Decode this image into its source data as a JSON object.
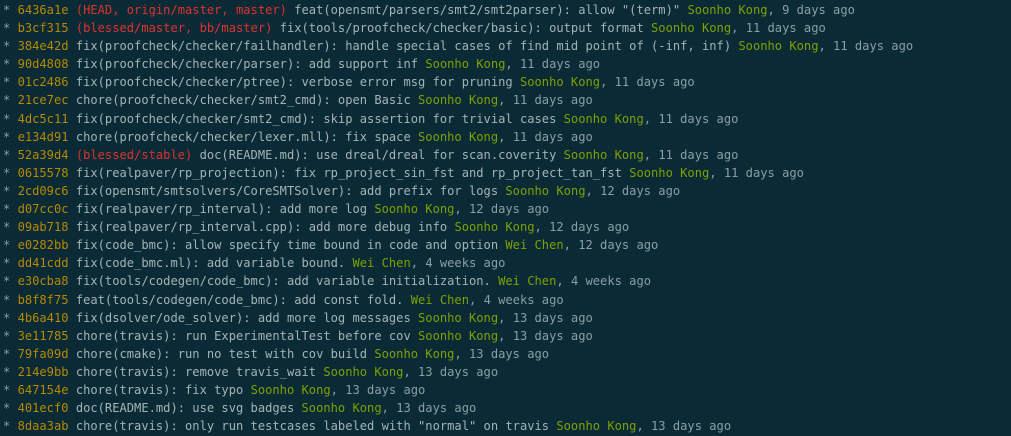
{
  "colors": {
    "background": "#0a2b36",
    "hash": "#b58900",
    "refs": "#dc322f",
    "author": "#7fa000",
    "message": "#a4b3b5",
    "graph": "#8b9ea3"
  },
  "log": [
    {
      "graph": "*",
      "hash": "6436a1e",
      "refs": "(HEAD, origin/master, master)",
      "message": "feat(opensmt/parsers/smt2/smt2parser): allow \"(term)\"",
      "author": "Soonho Kong",
      "date": "9 days ago"
    },
    {
      "graph": "*",
      "hash": "b3cf315",
      "refs": "(blessed/master, bb/master)",
      "message": "fix(tools/proofcheck/checker/basic): output format",
      "author": "Soonho Kong",
      "date": "11 days ago"
    },
    {
      "graph": "*",
      "hash": "384e42d",
      "refs": "",
      "message": "fix(proofcheck/checker/failhandler): handle special cases of find mid point of (-inf, inf)",
      "author": "Soonho Kong",
      "date": "11 days ago"
    },
    {
      "graph": "*",
      "hash": "90d4808",
      "refs": "",
      "message": "fix(proofcheck/checker/parser): add support inf",
      "author": "Soonho Kong",
      "date": "11 days ago"
    },
    {
      "graph": "*",
      "hash": "01c2486",
      "refs": "",
      "message": "fix(proofcheck/checker/ptree): verbose error msg for pruning",
      "author": "Soonho Kong",
      "date": "11 days ago"
    },
    {
      "graph": "*",
      "hash": "21ce7ec",
      "refs": "",
      "message": "chore(proofcheck/checker/smt2_cmd): open Basic",
      "author": "Soonho Kong",
      "date": "11 days ago"
    },
    {
      "graph": "*",
      "hash": "4dc5c11",
      "refs": "",
      "message": "fix(proofcheck/checker/smt2_cmd): skip assertion for trivial cases",
      "author": "Soonho Kong",
      "date": "11 days ago"
    },
    {
      "graph": "*",
      "hash": "e134d91",
      "refs": "",
      "message": "chore(proofcheck/checker/lexer.mll): fix space",
      "author": "Soonho Kong",
      "date": "11 days ago"
    },
    {
      "graph": "*",
      "hash": "52a39d4",
      "refs": "(blessed/stable)",
      "message": "doc(README.md): use dreal/dreal for scan.coverity",
      "author": "Soonho Kong",
      "date": "11 days ago"
    },
    {
      "graph": "*",
      "hash": "0615578",
      "refs": "",
      "message": "fix(realpaver/rp_projection): fix rp_project_sin_fst and rp_project_tan_fst",
      "author": "Soonho Kong",
      "date": "11 days ago"
    },
    {
      "graph": "*",
      "hash": "2cd09c6",
      "refs": "",
      "message": "fix(opensmt/smtsolvers/CoreSMTSolver): add prefix for logs",
      "author": "Soonho Kong",
      "date": "12 days ago"
    },
    {
      "graph": "*",
      "hash": "d07cc0c",
      "refs": "",
      "message": "fix(realpaver/rp_interval): add more log",
      "author": "Soonho Kong",
      "date": "12 days ago"
    },
    {
      "graph": "*",
      "hash": "09ab718",
      "refs": "",
      "message": "fix(realpaver/rp_interval.cpp): add more debug info",
      "author": "Soonho Kong",
      "date": "12 days ago"
    },
    {
      "graph": "*",
      "hash": "e0282bb",
      "refs": "",
      "message": "fix(code_bmc): allow specify time bound in code and option",
      "author": "Wei Chen",
      "date": "12 days ago"
    },
    {
      "graph": "*",
      "hash": "dd41cdd",
      "refs": "",
      "message": "fix(code_bmc.ml): add variable bound.",
      "author": "Wei Chen",
      "date": "4 weeks ago"
    },
    {
      "graph": "*",
      "hash": "e30cba8",
      "refs": "",
      "message": "fix(tools/codegen/code_bmc): add variable initialization.",
      "author": "Wei Chen",
      "date": "4 weeks ago"
    },
    {
      "graph": "*",
      "hash": "b8f8f75",
      "refs": "",
      "message": "feat(tools/codegen/code_bmc): add const fold.",
      "author": "Wei Chen",
      "date": "4 weeks ago"
    },
    {
      "graph": "*",
      "hash": "4b6a410",
      "refs": "",
      "message": "fix(dsolver/ode_solver): add more log messages",
      "author": "Soonho Kong",
      "date": "13 days ago"
    },
    {
      "graph": "*",
      "hash": "3e11785",
      "refs": "",
      "message": "chore(travis): run ExperimentalTest before cov",
      "author": "Soonho Kong",
      "date": "13 days ago"
    },
    {
      "graph": "*",
      "hash": "79fa09d",
      "refs": "",
      "message": "chore(cmake): run no test with cov build",
      "author": "Soonho Kong",
      "date": "13 days ago"
    },
    {
      "graph": "*",
      "hash": "214e9bb",
      "refs": "",
      "message": "chore(travis): remove travis_wait",
      "author": "Soonho Kong",
      "date": "13 days ago"
    },
    {
      "graph": "*",
      "hash": "647154e",
      "refs": "",
      "message": "chore(travis): fix typo",
      "author": "Soonho Kong",
      "date": "13 days ago"
    },
    {
      "graph": "*",
      "hash": "401ecf0",
      "refs": "",
      "message": "doc(README.md): use svg badges",
      "author": "Soonho Kong",
      "date": "13 days ago"
    },
    {
      "graph": "*",
      "hash": "8daa3ab",
      "refs": "",
      "message": "chore(travis): only run testcases labeled with \"normal\" on travis",
      "author": "Soonho Kong",
      "date": "13 days ago"
    }
  ]
}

· · ·

TASK - Retype every record above exactly as written, but leave out the pictures.

TASK RESULT -
Decode this image into its source data as a JSON object.
{
  "colors": {
    "background": "#0a2b36",
    "hash": "#b58900",
    "refs": "#dc322f",
    "author": "#7fa000",
    "message": "#a4b3b5",
    "graph": "#8b9ea3"
  },
  "log": [
    {
      "graph": "*",
      "hash": "6436a1e",
      "refs": "(HEAD, origin/master, master)",
      "message": "feat(opensmt/parsers/smt2/smt2parser): allow \"(term)\"",
      "author": "Soonho Kong",
      "date": "9 days ago"
    },
    {
      "graph": "*",
      "hash": "b3cf315",
      "refs": "(blessed/master, bb/master)",
      "message": "fix(tools/proofcheck/checker/basic): output format",
      "author": "Soonho Kong",
      "date": "11 days ago"
    },
    {
      "graph": "*",
      "hash": "384e42d",
      "refs": "",
      "message": "fix(proofcheck/checker/failhandler): handle special cases of find mid point of (-inf, inf)",
      "author": "Soonho Kong",
      "date": "11 days ago"
    },
    {
      "graph": "*",
      "hash": "90d4808",
      "refs": "",
      "message": "fix(proofcheck/checker/parser): add support inf",
      "author": "Soonho Kong",
      "date": "11 days ago"
    },
    {
      "graph": "*",
      "hash": "01c2486",
      "refs": "",
      "message": "fix(proofcheck/checker/ptree): verbose error msg for pruning",
      "author": "Soonho Kong",
      "date": "11 days ago"
    },
    {
      "graph": "*",
      "hash": "21ce7ec",
      "refs": "",
      "message": "chore(proofcheck/checker/smt2_cmd): open Basic",
      "author": "Soonho Kong",
      "date": "11 days ago"
    },
    {
      "graph": "*",
      "hash": "4dc5c11",
      "refs": "",
      "message": "fix(proofcheck/checker/smt2_cmd): skip assertion for trivial cases",
      "author": "Soonho Kong",
      "date": "11 days ago"
    },
    {
      "graph": "*",
      "hash": "e134d91",
      "refs": "",
      "message": "chore(proofcheck/checker/lexer.mll): fix space",
      "author": "Soonho Kong",
      "date": "11 days ago"
    },
    {
      "graph": "*",
      "hash": "52a39d4",
      "refs": "(blessed/stable)",
      "message": "doc(README.md): use dreal/dreal for scan.coverity",
      "author": "Soonho Kong",
      "date": "11 days ago"
    },
    {
      "graph": "*",
      "hash": "0615578",
      "refs": "",
      "message": "fix(realpaver/rp_projection): fix rp_project_sin_fst and rp_project_tan_fst",
      "author": "Soonho Kong",
      "date": "11 days ago"
    },
    {
      "graph": "*",
      "hash": "2cd09c6",
      "refs": "",
      "message": "fix(opensmt/smtsolvers/CoreSMTSolver): add prefix for logs",
      "author": "Soonho Kong",
      "date": "12 days ago"
    },
    {
      "graph": "*",
      "hash": "d07cc0c",
      "refs": "",
      "message": "fix(realpaver/rp_interval): add more log",
      "author": "Soonho Kong",
      "date": "12 days ago"
    },
    {
      "graph": "*",
      "hash": "09ab718",
      "refs": "",
      "message": "fix(realpaver/rp_interval.cpp): add more debug info",
      "author": "Soonho Kong",
      "date": "12 days ago"
    },
    {
      "graph": "*",
      "hash": "e0282bb",
      "refs": "",
      "message": "fix(code_bmc): allow specify time bound in code and option",
      "author": "Wei Chen",
      "date": "12 days ago"
    },
    {
      "graph": "*",
      "hash": "dd41cdd",
      "refs": "",
      "message": "fix(code_bmc.ml): add variable bound.",
      "author": "Wei Chen",
      "date": "4 weeks ago"
    },
    {
      "graph": "*",
      "hash": "e30cba8",
      "refs": "",
      "message": "fix(tools/codegen/code_bmc): add variable initialization.",
      "author": "Wei Chen",
      "date": "4 weeks ago"
    },
    {
      "graph": "*",
      "hash": "b8f8f75",
      "refs": "",
      "message": "feat(tools/codegen/code_bmc): add const fold.",
      "author": "Wei Chen",
      "date": "4 weeks ago"
    },
    {
      "graph": "*",
      "hash": "4b6a410",
      "refs": "",
      "message": "fix(dsolver/ode_solver): add more log messages",
      "author": "Soonho Kong",
      "date": "13 days ago"
    },
    {
      "graph": "*",
      "hash": "3e11785",
      "refs": "",
      "message": "chore(travis): run ExperimentalTest before cov",
      "author": "Soonho Kong",
      "date": "13 days ago"
    },
    {
      "graph": "*",
      "hash": "79fa09d",
      "refs": "",
      "message": "chore(cmake): run no test with cov build",
      "author": "Soonho Kong",
      "date": "13 days ago"
    },
    {
      "graph": "*",
      "hash": "214e9bb",
      "refs": "",
      "message": "chore(travis): remove travis_wait",
      "author": "Soonho Kong",
      "date": "13 days ago"
    },
    {
      "graph": "*",
      "hash": "647154e",
      "refs": "",
      "message": "chore(travis): fix typo",
      "author": "Soonho Kong",
      "date": "13 days ago"
    },
    {
      "graph": "*",
      "hash": "401ecf0",
      "refs": "",
      "message": "doc(README.md): use svg badges",
      "author": "Soonho Kong",
      "date": "13 days ago"
    },
    {
      "graph": "*",
      "hash": "8daa3ab",
      "refs": "",
      "message": "chore(travis): only run testcases labeled with \"normal\" on travis",
      "author": "Soonho Kong",
      "date": "13 days ago"
    }
  ]
}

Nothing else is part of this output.